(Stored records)
»»

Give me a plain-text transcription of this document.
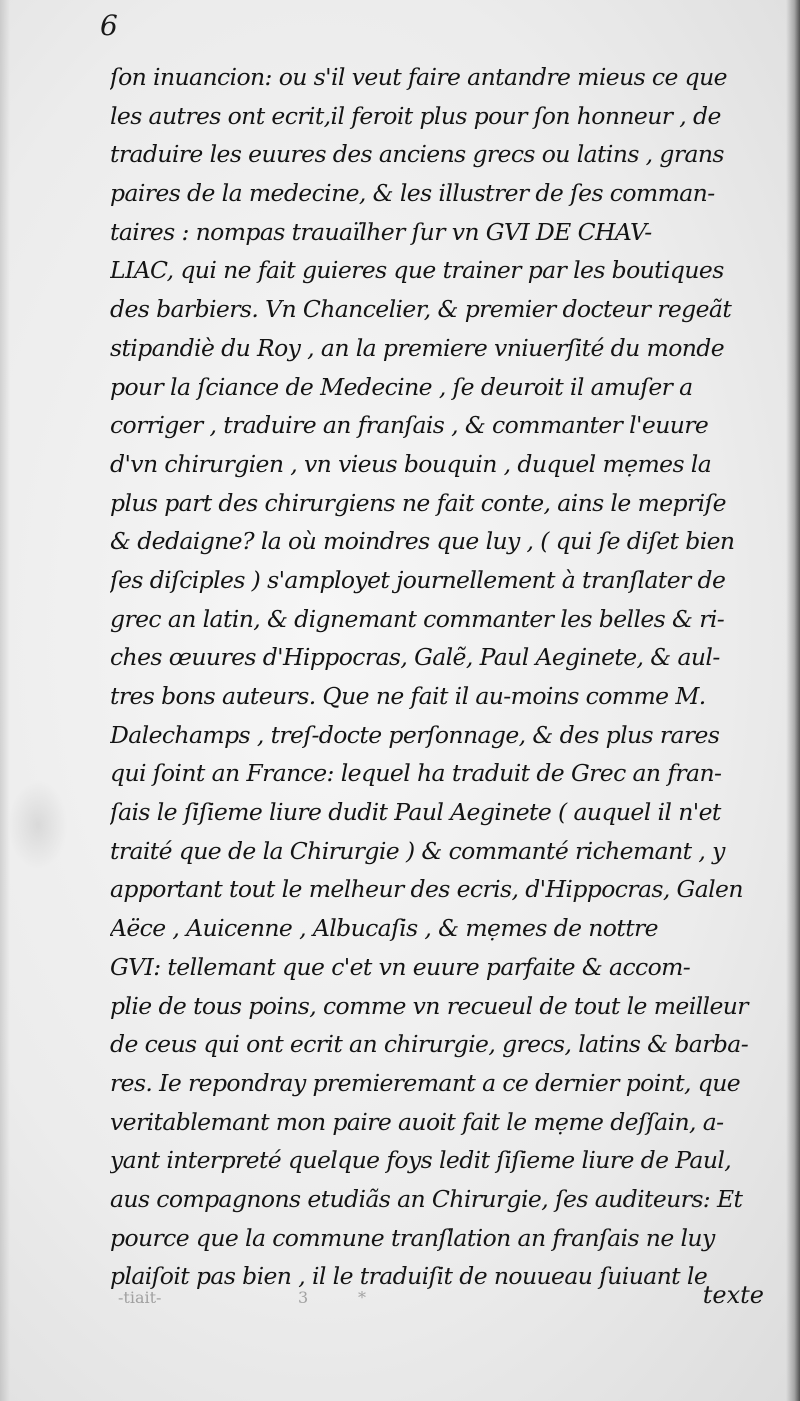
6
ſon inuancion: ou s'il veut faire antandre mieus ce que
les autres ont ecrit,il feroit plus pour ſon honneur , de
traduire les euures des anciens grecs ou latins , grans
paires de la medecine, & les illustrer de ſes comman-
taires : nompas trauaïlher ſur vn GVI DE CHAV-
LIAC, qui ne fait guieres que trainer par les boutiques
des barbiers. Vn Chancelier, & premier docteur regeãt
stipandiè du Roy , an la premiere vniuerſité du monde
pour la ſciance de Medecine , ſe deuroit il amuſer a
corriger , traduire an franſais , & commanter l'euure
d'vn chirurgien , vn vieus bouquin , duquel mẹmes la
plus part des chirurgiens ne fait conte, ains le mepriſe
& dedaigne? la où moindres que luy , ( qui ſe diſet bien
ſes diſciples ) s'amployet journellement à tranſlater de
grec an latin, & dignemant commanter les belles & ri-
ches œuures d'Hippocras, Galẽ, Paul Aeginete, & aul-
tres bons auteurs. Que ne fait il au-moins comme M.
Dalechamps , treſ-docte perſonnage, & des plus rares
qui ſoint an France: lequel ha traduit de Grec an fran-
ſais le ſiſieme liure dudit Paul Aeginete ( auquel il n'et
traité que de la Chirurgie ) & commanté richemant , y
apportant tout le melheur des ecris, d'Hippocras, Galen
Aëce , Auicenne , Albucaſis , & mẹmes de nottre
GVI: tellemant que c'et vn euure parfaite & accom-
plie de tous poins, comme vn recueul de tout le meilleur
de ceus qui ont ecrit an chirurgie, grecs, latins & barba-
res. Ie repondray premieremant a ce dernier point, que
veritablemant mon paire auoit fait le mẹme deſſain, a-
yant interpreté quelque foys ledit ſiſieme liure de Paul,
aus compagnons etudiãs an Chirurgie, ſes auditeurs: Et
pource que la commune tranſlation an franſais ne luy
plaiſoit pas bien , il le traduiſit de nouueau ſuiuant le
-tiait-	3	*	texte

««

▸ THE EXERCISE
All of the material above is to be copied exactly, except for its images.

▸ RESPONSE TO THIS EXERCISE
Give me a plain-text transcription of this document.
6
ſon inuancion: ou s'il veut faire antandre mieus ce que
les autres ont ecrit,il feroit plus pour ſon honneur , de
traduire les euures des anciens grecs ou latins , grans
paires de la medecine, & les illustrer de ſes comman-
taires : nompas trauaïlher ſur vn GVI DE CHAV-
LIAC, qui ne fait guieres que trainer par les boutiques
des barbiers. Vn Chancelier, & premier docteur regeãt
stipandiè du Roy , an la premiere vniuerſité du monde
pour la ſciance de Medecine , ſe deuroit il amuſer a
corriger , traduire an franſais , & commanter l'euure
d'vn chirurgien , vn vieus bouquin , duquel mẹmes la
plus part des chirurgiens ne fait conte, ains le mepriſe
& dedaigne? la où moindres que luy , ( qui ſe diſet bien
ſes diſciples ) s'amployet journellement à tranſlater de
grec an latin, & dignemant commanter les belles & ri-
ches œuures d'Hippocras, Galẽ, Paul Aeginete, & aul-
tres bons auteurs. Que ne fait il au-moins comme M.
Dalechamps , treſ-docte perſonnage, & des plus rares
qui ſoint an France: lequel ha traduit de Grec an fran-
ſais le ſiſieme liure dudit Paul Aeginete ( auquel il n'et
traité que de la Chirurgie ) & commanté richemant , y
apportant tout le melheur des ecris, d'Hippocras, Galen
Aëce , Auicenne , Albucaſis , & mẹmes de nottre
GVI: tellemant que c'et vn euure parfaite & accom-
plie de tous poins, comme vn recueul de tout le meilleur
de ceus qui ont ecrit an chirurgie, grecs, latins & barba-
res. Ie repondray premieremant a ce dernier point, que
veritablemant mon paire auoit fait le mẹme deſſain, a-
yant interpreté quelque foys ledit ſiſieme liure de Paul,
aus compagnons etudiãs an Chirurgie, ſes auditeurs: Et
pource que la commune tranſlation an franſais ne luy
plaiſoit pas bien , il le traduiſit de nouueau ſuiuant le
-tiait-	3	*	texte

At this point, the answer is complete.